- Short exercise
Using the data below, copy every line that contains the word "name".

++++ Materials provided

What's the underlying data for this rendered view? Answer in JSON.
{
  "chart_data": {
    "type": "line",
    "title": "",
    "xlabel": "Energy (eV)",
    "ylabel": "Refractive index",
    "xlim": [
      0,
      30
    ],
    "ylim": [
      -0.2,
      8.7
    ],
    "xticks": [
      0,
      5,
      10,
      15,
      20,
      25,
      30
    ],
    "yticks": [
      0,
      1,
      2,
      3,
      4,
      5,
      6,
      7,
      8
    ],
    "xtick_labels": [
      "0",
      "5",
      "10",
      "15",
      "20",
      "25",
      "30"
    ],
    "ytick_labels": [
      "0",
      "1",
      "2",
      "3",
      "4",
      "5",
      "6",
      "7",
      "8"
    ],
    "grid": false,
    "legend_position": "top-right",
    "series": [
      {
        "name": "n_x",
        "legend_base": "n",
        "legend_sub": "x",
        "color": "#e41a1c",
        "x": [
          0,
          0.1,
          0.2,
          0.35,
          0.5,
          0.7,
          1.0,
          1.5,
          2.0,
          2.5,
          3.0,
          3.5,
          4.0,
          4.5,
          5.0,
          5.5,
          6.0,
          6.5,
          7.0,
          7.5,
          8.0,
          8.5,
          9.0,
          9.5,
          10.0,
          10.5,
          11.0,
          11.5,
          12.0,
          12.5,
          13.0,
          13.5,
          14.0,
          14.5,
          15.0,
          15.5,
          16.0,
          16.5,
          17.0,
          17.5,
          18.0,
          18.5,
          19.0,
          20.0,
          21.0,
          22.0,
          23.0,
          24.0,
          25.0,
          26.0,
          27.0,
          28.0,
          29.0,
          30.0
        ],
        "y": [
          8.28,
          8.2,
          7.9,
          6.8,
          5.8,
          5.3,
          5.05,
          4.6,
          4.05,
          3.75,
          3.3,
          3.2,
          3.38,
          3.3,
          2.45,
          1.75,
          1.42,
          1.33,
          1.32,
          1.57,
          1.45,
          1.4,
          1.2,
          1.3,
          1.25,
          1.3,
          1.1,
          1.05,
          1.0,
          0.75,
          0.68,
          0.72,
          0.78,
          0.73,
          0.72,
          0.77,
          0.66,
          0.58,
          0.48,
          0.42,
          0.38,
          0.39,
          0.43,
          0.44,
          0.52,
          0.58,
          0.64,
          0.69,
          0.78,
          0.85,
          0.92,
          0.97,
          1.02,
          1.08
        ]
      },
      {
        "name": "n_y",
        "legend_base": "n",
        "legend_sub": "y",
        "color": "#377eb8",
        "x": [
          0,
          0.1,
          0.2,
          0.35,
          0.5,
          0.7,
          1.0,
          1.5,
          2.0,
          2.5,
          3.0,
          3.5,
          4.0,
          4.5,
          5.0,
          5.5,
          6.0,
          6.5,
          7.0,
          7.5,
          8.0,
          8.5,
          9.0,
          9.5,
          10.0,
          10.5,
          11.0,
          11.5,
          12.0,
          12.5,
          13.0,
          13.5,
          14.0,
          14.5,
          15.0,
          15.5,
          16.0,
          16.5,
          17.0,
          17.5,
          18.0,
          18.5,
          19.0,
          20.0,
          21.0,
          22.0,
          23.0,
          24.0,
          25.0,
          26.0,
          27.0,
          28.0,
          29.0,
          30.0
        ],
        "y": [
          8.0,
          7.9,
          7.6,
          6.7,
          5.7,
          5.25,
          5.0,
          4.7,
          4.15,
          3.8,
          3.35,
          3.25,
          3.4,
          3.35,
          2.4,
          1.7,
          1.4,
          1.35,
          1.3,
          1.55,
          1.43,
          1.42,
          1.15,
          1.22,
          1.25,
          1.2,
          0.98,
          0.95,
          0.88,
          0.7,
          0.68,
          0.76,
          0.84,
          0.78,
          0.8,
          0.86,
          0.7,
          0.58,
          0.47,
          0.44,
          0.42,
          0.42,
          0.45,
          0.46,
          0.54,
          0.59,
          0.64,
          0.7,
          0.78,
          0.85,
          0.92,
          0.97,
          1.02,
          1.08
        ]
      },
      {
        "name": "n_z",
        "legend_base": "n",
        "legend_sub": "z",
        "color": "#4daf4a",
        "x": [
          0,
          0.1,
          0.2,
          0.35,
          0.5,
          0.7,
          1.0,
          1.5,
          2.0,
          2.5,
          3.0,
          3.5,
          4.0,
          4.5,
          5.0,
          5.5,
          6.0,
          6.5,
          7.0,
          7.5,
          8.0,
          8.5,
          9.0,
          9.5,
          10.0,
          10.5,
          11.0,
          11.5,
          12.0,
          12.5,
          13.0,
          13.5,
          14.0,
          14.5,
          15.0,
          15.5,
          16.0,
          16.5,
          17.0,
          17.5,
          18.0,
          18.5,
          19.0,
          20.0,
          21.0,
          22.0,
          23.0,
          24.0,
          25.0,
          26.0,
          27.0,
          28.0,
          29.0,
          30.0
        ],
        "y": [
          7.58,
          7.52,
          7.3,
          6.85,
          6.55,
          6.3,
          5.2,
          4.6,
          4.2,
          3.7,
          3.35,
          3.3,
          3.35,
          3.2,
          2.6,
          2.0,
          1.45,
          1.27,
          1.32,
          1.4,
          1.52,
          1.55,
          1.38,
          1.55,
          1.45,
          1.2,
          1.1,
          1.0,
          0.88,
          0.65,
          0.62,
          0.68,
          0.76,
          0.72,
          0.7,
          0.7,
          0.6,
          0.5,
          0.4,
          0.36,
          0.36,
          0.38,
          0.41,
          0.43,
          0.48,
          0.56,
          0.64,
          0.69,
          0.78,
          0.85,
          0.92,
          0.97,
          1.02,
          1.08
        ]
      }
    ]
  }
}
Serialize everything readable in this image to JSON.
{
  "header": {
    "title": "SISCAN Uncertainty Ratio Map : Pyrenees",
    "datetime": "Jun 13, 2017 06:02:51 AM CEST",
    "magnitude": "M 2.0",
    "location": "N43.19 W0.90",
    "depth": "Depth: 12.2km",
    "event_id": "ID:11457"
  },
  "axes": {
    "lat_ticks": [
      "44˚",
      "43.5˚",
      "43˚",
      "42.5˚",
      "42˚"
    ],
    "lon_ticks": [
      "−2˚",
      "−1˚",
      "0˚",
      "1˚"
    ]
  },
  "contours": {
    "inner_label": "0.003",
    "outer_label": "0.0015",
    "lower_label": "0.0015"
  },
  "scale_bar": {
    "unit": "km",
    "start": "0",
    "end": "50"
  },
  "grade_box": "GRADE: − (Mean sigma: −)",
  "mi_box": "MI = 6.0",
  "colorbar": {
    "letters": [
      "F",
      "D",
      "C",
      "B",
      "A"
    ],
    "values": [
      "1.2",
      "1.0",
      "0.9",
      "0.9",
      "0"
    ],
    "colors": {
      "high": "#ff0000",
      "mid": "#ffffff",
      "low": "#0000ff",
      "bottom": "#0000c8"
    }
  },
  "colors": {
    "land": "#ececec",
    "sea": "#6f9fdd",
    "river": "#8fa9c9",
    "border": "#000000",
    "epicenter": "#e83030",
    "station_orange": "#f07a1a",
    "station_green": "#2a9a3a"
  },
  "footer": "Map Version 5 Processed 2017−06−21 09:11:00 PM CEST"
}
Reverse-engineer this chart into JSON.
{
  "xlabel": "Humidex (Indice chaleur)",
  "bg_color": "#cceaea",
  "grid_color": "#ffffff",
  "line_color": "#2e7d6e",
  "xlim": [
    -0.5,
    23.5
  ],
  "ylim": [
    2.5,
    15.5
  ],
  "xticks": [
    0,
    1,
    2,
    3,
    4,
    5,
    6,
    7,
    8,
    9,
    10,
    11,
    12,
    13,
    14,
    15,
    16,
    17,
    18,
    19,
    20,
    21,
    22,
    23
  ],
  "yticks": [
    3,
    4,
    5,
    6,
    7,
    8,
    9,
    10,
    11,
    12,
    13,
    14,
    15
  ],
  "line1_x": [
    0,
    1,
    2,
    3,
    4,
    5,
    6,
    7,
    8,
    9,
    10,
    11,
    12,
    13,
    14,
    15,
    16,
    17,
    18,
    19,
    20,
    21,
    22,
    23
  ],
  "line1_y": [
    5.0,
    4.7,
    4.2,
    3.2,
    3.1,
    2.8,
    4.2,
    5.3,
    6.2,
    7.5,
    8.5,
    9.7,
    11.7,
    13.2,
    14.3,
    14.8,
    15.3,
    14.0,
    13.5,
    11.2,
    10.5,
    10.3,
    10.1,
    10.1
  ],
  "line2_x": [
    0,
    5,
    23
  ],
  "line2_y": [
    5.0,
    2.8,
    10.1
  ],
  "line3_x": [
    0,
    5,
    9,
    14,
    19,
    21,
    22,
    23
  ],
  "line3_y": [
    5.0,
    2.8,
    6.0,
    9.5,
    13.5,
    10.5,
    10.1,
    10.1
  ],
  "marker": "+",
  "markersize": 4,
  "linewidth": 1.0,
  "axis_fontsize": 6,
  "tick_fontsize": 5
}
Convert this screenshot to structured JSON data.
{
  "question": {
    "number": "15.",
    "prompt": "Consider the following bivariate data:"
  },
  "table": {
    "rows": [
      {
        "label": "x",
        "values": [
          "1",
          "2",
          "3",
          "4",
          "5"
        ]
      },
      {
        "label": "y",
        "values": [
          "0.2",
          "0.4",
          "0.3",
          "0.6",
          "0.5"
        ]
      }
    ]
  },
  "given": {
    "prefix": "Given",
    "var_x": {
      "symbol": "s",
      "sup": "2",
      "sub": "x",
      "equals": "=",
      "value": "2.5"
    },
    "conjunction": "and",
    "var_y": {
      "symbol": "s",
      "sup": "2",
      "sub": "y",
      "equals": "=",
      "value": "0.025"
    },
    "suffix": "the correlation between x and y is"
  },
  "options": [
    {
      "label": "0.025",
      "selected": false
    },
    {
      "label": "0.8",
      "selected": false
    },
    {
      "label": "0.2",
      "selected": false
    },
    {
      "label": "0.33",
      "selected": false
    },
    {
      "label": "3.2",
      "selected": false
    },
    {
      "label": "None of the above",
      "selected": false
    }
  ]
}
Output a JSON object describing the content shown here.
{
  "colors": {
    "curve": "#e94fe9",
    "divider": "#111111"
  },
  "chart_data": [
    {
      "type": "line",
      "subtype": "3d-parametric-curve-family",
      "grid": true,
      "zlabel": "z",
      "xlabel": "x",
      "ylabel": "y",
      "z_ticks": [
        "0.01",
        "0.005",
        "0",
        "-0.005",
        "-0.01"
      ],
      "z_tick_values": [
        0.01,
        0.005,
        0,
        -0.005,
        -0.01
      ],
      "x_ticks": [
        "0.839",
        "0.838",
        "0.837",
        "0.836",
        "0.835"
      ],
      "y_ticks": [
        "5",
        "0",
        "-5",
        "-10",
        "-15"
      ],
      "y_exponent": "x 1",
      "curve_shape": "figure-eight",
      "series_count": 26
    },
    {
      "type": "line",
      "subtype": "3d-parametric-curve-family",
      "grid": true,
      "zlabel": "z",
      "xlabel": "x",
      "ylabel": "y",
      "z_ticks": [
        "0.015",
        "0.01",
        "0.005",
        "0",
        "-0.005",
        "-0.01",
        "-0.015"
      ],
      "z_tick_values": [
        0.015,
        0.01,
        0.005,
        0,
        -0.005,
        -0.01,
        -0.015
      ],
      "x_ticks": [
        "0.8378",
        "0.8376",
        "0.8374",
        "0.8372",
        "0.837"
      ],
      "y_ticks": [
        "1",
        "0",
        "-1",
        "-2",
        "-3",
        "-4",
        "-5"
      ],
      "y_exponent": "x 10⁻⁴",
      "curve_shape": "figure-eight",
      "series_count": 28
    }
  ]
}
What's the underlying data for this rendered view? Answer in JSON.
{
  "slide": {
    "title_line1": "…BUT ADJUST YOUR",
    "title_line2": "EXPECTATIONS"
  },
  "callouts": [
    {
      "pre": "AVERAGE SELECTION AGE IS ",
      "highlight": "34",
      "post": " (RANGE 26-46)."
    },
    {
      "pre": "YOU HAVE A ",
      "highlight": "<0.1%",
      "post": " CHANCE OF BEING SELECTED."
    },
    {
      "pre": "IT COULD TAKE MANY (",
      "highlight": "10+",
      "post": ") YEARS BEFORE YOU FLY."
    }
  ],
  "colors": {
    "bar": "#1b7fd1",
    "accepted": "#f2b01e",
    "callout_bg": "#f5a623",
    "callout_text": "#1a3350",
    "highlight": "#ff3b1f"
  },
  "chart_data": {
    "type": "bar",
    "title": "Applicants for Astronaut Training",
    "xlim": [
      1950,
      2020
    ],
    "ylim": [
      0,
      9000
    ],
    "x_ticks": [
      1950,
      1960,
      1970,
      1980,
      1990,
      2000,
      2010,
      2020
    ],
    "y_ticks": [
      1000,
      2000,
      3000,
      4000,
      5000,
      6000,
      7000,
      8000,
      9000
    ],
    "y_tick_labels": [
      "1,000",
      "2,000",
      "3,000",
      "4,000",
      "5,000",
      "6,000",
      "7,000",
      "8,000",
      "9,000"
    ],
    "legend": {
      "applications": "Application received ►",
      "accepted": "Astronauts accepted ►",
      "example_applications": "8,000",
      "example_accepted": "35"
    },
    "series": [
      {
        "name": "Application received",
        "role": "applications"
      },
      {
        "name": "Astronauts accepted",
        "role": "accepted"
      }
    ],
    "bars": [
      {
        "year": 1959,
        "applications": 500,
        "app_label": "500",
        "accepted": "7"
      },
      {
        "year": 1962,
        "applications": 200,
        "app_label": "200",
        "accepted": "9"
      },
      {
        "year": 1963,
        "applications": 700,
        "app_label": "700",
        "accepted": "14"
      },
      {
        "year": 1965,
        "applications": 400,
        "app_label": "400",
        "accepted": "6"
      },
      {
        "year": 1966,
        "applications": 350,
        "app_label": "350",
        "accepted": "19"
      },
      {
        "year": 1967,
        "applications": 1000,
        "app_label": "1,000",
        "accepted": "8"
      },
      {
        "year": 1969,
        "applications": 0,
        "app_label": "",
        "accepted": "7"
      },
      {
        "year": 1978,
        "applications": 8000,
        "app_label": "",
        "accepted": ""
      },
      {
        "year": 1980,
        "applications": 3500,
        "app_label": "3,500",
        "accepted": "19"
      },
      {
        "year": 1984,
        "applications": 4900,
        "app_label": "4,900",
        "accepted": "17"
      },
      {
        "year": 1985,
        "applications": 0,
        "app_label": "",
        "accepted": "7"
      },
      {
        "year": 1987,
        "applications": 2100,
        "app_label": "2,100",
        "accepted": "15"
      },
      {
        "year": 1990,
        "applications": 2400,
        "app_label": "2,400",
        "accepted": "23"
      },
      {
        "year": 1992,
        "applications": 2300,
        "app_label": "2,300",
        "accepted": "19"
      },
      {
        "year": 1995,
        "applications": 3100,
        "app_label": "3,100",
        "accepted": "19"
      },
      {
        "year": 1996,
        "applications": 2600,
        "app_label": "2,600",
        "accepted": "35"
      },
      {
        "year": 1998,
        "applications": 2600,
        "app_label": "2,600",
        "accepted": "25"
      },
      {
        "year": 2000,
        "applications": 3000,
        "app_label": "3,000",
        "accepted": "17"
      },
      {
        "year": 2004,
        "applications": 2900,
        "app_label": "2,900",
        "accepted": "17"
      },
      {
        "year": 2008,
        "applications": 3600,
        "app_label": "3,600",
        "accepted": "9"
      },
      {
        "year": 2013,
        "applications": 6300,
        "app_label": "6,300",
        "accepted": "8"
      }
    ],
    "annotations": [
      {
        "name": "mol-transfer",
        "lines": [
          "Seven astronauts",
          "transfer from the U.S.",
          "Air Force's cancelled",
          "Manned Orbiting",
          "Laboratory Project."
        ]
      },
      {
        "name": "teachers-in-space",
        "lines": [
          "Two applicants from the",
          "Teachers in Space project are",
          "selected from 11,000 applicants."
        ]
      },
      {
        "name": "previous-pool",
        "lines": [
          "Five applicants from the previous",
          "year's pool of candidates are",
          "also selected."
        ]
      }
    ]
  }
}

++++++++

- Result of the exercise
        "name": "n_x",
        "name": "n_y",
        "name": "n_z",
        "name": "Application received",
        "name": "Astronauts accepted",
        "name": "mol-transfer",
        "name": "teachers-in-space",
        "name": "previous-pool",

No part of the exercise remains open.